SUPPLIED DATA -
====
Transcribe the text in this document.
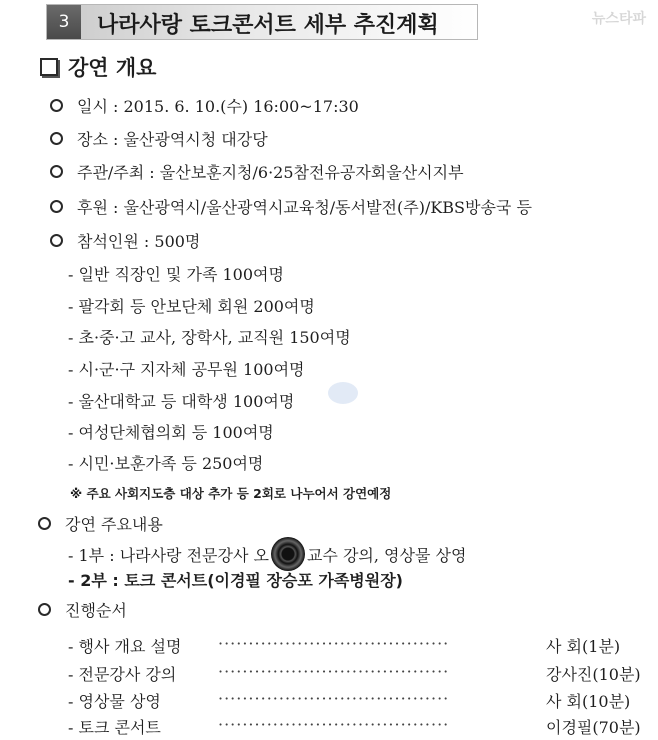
3	나라사랑 토크콘서트 세부 추진계획	뉴스타파
강연 개요
일시 : 2015. 6. 10.(수) 16:00~17:30
장소 : 울산광역시청 대강당
주관/주최 : 울산보훈지청/6·25참전유공자회울산시지부
후원 : 울산광역시/울산광역시교육청/동서발전(주)/KBS방송국 등
참석인원 : 500명
- 일반 직장인 및 가족 100여명
- 팔각회 등 안보단체 회원 200여명
- 초·중·고 교사, 장학사, 교직원 150여명
- 시·군·구 지자체 공무원 100여명
- 울산대학교 등 대학생 100여명
- 여성단체협의회 등 100여명
- 시민·보훈가족 등 250여명
※ 주요 사회지도층 대상 추가 등 2회로 나누어서 강연예정
강연 주요내용
- 1부 : 나라사랑 전문강사 오 교수 강의, 영상물 상영
- 2부 : 토크 콘서트(이경필 장승포 가족병원장)
진행순서
- 행사 개요 설명 ······································	사 회(1분)
- 전문강사 강의	······································	강사진(10분)
- 영상물 상영	······································	사 회(10분)
- 토크 콘서트	······································	이경필(70분)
====
THE EXERCISE - Repeat verbatim all the material, but not the pictures.

OUTPUT -
Transcribe the text in this document.
3	나라사랑 토크콘서트 세부 추진계획	뉴스타파
강연 개요
일시 : 2015. 6. 10.(수) 16:00~17:30
장소 : 울산광역시청 대강당
주관/주최 : 울산보훈지청/6·25참전유공자회울산시지부
후원 : 울산광역시/울산광역시교육청/동서발전(주)/KBS방송국 등
참석인원 : 500명
- 일반 직장인 및 가족 100여명
- 팔각회 등 안보단체 회원 200여명
- 초·중·고 교사, 장학사, 교직원 150여명
- 시·군·구 지자체 공무원 100여명
- 울산대학교 등 대학생 100여명
- 여성단체협의회 등 100여명
- 시민·보훈가족 등 250여명
※ 주요 사회지도층 대상 추가 등 2회로 나누어서 강연예정
강연 주요내용
- 1부 : 나라사랑 전문강사 오 교수 강의, 영상물 상영
- 2부 : 토크 콘서트(이경필 장승포 가족병원장)
진행순서
- 행사 개요 설명 ······································	사 회(1분)
- 전문강사 강의	······································	강사진(10분)
- 영상물 상영	······································	사 회(10분)
- 토크 콘서트	······································	이경필(70분)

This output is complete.